* [Task description]:
Scan the data below for the string "Brazil". Show every line where it turns up.

* [Material]:
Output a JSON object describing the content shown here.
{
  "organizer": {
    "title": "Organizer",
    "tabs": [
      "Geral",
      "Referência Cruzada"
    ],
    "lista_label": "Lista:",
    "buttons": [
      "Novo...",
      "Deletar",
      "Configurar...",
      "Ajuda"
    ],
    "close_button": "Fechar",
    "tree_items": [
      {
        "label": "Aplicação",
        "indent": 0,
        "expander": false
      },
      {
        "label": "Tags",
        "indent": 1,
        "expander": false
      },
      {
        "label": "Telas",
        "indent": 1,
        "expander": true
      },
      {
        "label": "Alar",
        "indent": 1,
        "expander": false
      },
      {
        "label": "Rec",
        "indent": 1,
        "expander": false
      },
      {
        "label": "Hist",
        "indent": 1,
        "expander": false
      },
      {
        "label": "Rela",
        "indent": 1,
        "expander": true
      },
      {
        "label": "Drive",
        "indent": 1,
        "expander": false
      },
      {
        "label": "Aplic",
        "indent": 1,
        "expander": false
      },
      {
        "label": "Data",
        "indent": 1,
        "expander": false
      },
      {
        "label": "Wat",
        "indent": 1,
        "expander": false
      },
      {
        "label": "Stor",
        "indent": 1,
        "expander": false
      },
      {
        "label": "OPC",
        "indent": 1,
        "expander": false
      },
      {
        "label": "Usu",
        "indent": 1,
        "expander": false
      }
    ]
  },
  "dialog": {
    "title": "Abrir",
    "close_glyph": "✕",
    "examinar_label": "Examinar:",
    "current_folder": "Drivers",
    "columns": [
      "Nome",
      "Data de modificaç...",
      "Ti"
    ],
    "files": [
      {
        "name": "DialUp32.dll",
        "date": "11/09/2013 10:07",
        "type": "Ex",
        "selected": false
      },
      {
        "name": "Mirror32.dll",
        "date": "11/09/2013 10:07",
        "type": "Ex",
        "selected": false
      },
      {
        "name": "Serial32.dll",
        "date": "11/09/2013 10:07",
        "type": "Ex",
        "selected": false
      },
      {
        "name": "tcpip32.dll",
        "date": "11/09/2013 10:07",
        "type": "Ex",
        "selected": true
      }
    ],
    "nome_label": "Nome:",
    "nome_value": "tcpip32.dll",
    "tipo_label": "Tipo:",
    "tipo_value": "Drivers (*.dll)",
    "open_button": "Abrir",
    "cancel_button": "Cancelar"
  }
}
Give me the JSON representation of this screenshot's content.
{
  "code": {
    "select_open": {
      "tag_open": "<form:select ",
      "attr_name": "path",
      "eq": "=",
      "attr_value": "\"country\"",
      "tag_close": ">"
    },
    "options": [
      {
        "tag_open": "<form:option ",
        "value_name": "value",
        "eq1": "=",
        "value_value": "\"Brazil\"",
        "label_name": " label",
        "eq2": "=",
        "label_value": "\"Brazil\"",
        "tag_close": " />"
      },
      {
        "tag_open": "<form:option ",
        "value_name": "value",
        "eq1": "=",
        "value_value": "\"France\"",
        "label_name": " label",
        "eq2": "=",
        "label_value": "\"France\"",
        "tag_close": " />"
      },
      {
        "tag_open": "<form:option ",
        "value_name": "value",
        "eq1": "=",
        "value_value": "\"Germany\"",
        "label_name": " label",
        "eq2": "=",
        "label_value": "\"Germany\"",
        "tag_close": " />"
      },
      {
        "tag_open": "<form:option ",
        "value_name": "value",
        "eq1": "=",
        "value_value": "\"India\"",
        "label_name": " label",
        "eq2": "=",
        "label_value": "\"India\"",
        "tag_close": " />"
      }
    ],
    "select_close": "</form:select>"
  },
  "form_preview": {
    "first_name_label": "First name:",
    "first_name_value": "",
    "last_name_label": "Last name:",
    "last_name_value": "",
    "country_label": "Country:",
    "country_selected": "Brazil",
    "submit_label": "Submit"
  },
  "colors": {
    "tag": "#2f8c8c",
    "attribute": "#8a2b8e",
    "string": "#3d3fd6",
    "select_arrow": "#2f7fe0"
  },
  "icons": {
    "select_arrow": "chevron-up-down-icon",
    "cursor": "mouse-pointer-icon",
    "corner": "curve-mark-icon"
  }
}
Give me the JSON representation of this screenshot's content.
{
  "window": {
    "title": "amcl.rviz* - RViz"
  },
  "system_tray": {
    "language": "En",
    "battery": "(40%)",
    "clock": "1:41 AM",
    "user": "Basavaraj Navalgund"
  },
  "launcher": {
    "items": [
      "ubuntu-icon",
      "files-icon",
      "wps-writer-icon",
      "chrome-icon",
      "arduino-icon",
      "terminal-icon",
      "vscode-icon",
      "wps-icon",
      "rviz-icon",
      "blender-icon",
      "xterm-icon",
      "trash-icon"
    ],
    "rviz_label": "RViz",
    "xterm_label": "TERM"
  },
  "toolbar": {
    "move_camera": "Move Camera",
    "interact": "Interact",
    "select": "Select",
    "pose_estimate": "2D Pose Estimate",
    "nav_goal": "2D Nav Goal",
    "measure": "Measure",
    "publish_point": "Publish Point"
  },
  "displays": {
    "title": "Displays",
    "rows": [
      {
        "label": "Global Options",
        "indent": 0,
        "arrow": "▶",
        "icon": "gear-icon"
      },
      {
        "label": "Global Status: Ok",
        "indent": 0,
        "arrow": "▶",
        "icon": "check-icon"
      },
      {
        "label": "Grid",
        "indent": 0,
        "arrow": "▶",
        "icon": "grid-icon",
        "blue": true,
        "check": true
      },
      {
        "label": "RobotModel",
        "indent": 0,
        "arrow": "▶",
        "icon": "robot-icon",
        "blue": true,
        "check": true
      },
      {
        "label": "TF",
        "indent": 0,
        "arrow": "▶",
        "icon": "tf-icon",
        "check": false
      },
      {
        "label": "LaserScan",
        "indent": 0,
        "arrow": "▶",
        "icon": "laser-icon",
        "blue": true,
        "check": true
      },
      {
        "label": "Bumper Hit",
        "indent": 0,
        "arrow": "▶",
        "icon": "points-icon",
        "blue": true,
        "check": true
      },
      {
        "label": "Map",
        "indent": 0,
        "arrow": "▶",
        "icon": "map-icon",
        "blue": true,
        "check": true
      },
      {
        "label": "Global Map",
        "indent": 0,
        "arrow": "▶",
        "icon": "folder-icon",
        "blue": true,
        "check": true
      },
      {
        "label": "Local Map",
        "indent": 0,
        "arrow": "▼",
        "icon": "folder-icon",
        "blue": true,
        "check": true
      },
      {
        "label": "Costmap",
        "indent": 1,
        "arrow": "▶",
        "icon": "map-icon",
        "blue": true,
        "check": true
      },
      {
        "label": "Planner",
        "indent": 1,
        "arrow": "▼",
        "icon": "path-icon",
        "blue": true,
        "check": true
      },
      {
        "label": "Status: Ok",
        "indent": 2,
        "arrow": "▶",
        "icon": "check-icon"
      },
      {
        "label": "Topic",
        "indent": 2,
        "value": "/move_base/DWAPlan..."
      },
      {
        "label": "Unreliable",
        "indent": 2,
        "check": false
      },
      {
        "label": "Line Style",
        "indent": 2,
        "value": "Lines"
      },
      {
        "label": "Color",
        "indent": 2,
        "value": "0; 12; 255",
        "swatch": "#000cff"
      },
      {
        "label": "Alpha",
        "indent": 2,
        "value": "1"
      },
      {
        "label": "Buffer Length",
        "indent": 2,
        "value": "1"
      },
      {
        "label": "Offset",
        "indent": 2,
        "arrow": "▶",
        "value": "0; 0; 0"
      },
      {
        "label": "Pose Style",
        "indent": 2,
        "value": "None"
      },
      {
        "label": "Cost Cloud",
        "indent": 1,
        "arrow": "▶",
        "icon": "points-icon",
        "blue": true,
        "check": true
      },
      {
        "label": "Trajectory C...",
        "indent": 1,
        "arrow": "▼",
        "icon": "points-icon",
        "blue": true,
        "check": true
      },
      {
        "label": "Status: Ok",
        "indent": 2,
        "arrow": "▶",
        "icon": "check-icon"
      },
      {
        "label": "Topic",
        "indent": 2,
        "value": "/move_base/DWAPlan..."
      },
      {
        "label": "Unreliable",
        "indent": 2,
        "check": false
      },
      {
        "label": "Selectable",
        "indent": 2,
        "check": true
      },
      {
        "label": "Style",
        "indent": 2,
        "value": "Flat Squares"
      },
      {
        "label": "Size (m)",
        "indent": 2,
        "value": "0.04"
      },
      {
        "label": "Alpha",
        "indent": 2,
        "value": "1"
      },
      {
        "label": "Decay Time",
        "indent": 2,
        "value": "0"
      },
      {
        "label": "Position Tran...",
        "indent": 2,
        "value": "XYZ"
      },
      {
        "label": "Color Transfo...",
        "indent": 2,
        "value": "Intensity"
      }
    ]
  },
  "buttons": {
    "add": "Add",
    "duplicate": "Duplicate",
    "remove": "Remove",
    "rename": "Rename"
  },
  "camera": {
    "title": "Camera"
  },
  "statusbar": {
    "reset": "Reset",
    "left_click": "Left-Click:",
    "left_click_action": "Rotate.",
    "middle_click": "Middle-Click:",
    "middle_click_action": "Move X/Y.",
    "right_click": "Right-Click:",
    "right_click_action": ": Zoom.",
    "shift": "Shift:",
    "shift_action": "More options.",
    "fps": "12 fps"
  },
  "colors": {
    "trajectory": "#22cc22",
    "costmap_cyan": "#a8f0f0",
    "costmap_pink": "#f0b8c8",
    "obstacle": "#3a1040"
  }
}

* [Exercise result]:
        "value_value": "\"Brazil\"",
        "label_value": "\"Brazil\"",
    "country_selected": "Brazil",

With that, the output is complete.